**Short problem**
Leave out any pictures and transcribe all other data below exactly.

(Items from a dataset)
--

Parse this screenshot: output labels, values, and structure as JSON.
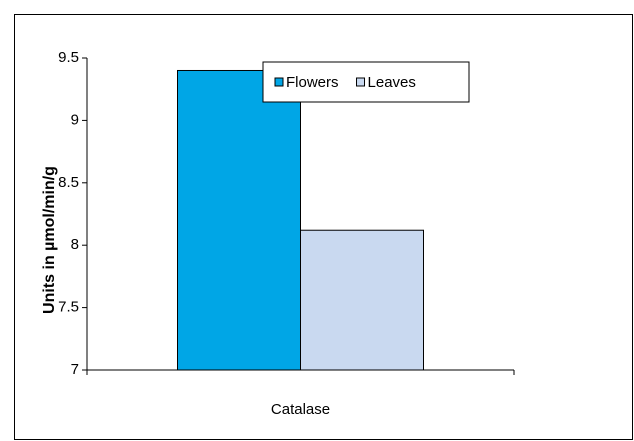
{
  "chart_data": {
    "type": "bar",
    "categories": [
      "Catalase"
    ],
    "series": [
      {
        "name": "Flowers",
        "color": "#00a6e6",
        "values": [
          9.4
        ]
      },
      {
        "name": "Leaves",
        "color": "#c9d9f0",
        "values": [
          8.12
        ]
      }
    ],
    "y_label": "Units in µmol/min/g",
    "ylim": [
      7,
      9.5
    ],
    "yticks": [
      7,
      7.5,
      8,
      8.5,
      9,
      9.5
    ],
    "legend": "top-right"
  }
}
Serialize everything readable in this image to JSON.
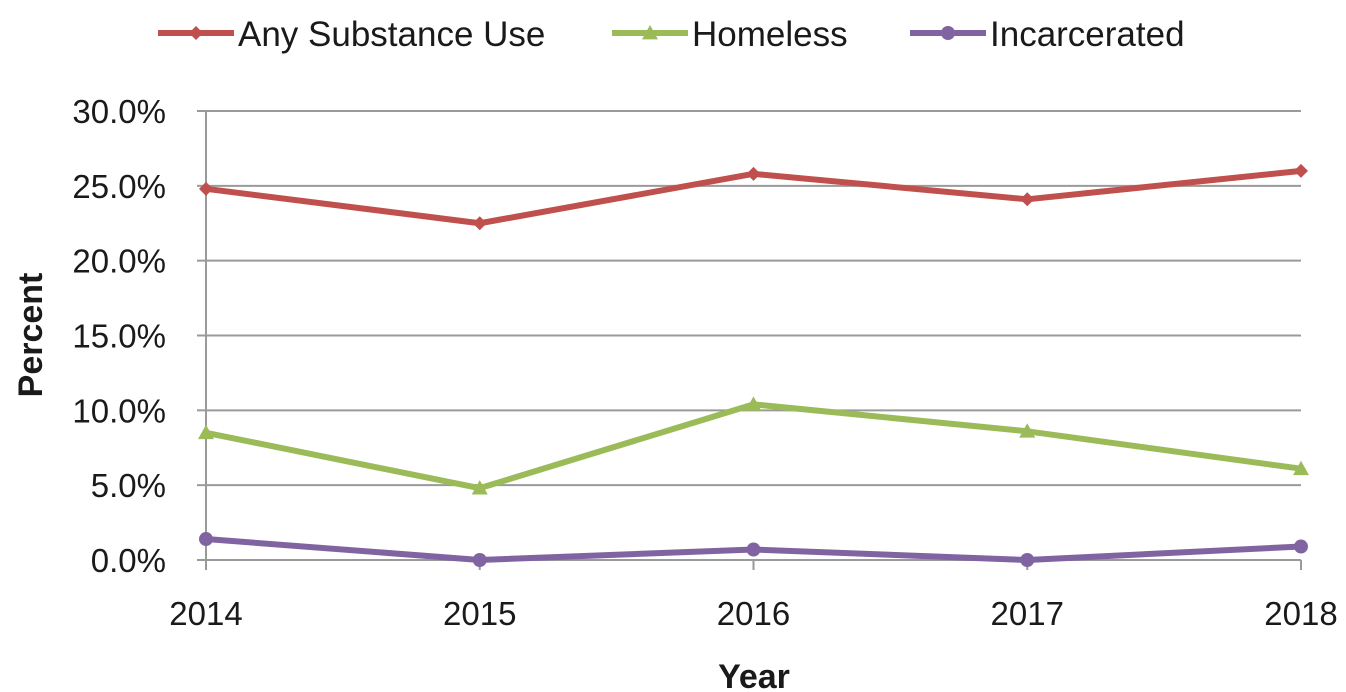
{
  "chart_data": {
    "type": "line",
    "title": "",
    "xlabel": "Year",
    "ylabel": "Percent",
    "categories": [
      "2014",
      "2015",
      "2016",
      "2017",
      "2018"
    ],
    "y_ticks": [
      "0.0%",
      "5.0%",
      "10.0%",
      "15.0%",
      "20.0%",
      "25.0%",
      "30.0%"
    ],
    "ylim": [
      0,
      30
    ],
    "grid": true,
    "legend_position": "top",
    "series": [
      {
        "name": "Any Substance Use",
        "values": [
          24.8,
          22.5,
          25.8,
          24.1,
          26.0
        ],
        "color": "#c0504d",
        "marker": "diamond"
      },
      {
        "name": "Homeless",
        "values": [
          8.5,
          4.8,
          10.4,
          8.6,
          6.1
        ],
        "color": "#9bbb59",
        "marker": "triangle"
      },
      {
        "name": "Incarcerated",
        "values": [
          1.4,
          0.0,
          0.7,
          0.0,
          0.9
        ],
        "color": "#8064a2",
        "marker": "circle"
      }
    ]
  }
}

--

**Final result**
Parse this screenshot: output labels, values, and structure as JSON.
{
  "chart_data": {
    "type": "bar",
    "categories": [
      "Catalase"
    ],
    "series": [
      {
        "name": "Flowers",
        "color": "#00a6e6",
        "values": [
          9.4
        ]
      },
      {
        "name": "Leaves",
        "color": "#c9d9f0",
        "values": [
          8.12
        ]
      }
    ],
    "y_label": "Units in µmol/min/g",
    "ylim": [
      7,
      9.5
    ],
    "yticks": [
      7,
      7.5,
      8,
      8.5,
      9,
      9.5
    ],
    "legend": "top-right"
  }
}
Serialize everything readable in this image to JSON.
{
  "chart_data": {
    "type": "line",
    "title": "",
    "xlabel": "Year",
    "ylabel": "Percent",
    "categories": [
      "2014",
      "2015",
      "2016",
      "2017",
      "2018"
    ],
    "y_ticks": [
      "0.0%",
      "5.0%",
      "10.0%",
      "15.0%",
      "20.0%",
      "25.0%",
      "30.0%"
    ],
    "ylim": [
      0,
      30
    ],
    "grid": true,
    "legend_position": "top",
    "series": [
      {
        "name": "Any Substance Use",
        "values": [
          24.8,
          22.5,
          25.8,
          24.1,
          26.0
        ],
        "color": "#c0504d",
        "marker": "diamond"
      },
      {
        "name": "Homeless",
        "values": [
          8.5,
          4.8,
          10.4,
          8.6,
          6.1
        ],
        "color": "#9bbb59",
        "marker": "triangle"
      },
      {
        "name": "Incarcerated",
        "values": [
          1.4,
          0.0,
          0.7,
          0.0,
          0.9
        ],
        "color": "#8064a2",
        "marker": "circle"
      }
    ]
  }
}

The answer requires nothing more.